● **Work to be completed**: Could you rewrite every line of the data below as a numbered list, skipping blank lines and leaving out the picture?

● **Dataset excerpts**:
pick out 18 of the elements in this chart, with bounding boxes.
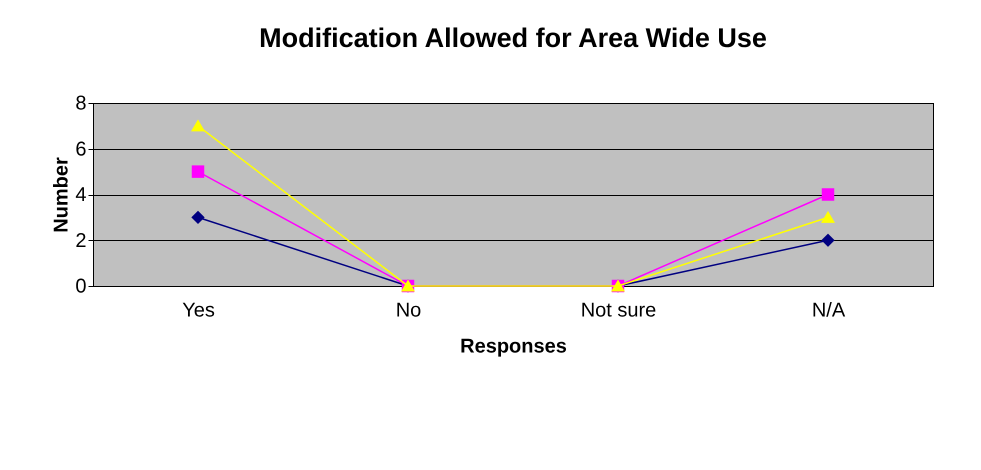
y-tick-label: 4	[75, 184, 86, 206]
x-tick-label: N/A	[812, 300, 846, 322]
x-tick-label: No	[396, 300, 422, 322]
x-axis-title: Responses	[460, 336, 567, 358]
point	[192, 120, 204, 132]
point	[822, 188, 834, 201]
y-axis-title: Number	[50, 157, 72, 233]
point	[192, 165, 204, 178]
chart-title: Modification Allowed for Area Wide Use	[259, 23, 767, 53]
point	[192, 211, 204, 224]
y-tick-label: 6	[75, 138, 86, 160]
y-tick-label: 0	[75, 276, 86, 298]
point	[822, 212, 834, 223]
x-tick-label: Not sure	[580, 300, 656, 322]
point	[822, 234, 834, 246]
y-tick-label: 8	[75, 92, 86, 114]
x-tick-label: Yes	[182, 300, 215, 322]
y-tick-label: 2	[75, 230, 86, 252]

● **Written answer**:
1. pick out 18 of the elements in this chart, with bounding boxes.
2. y-tick-label: 4	[75, 184, 86, 206]
3. x-tick-label: N/A	[812, 300, 846, 322]
4. x-tick-label: No	[396, 300, 422, 322]
5. x-axis-title: Responses	[460, 336, 567, 358]
6. point	[192, 120, 204, 132]
7. point	[822, 188, 834, 201]
8. y-axis-title: Number	[50, 157, 72, 233]
9. point	[192, 165, 204, 178]
10. chart-title: Modification Allowed for Area Wide Use	[259, 23, 767, 53]
11. point	[192, 211, 204, 224]
12. y-tick-label: 6	[75, 138, 86, 160]
13. y-tick-label: 0	[75, 276, 86, 298]
14. point	[822, 212, 834, 223]
15. x-tick-label: Not sure	[580, 300, 656, 322]
16. point	[822, 234, 834, 246]
17. y-tick-label: 8	[75, 92, 86, 114]
18. x-tick-label: Yes	[182, 300, 215, 322]
19. y-tick-label: 2	[75, 230, 86, 252]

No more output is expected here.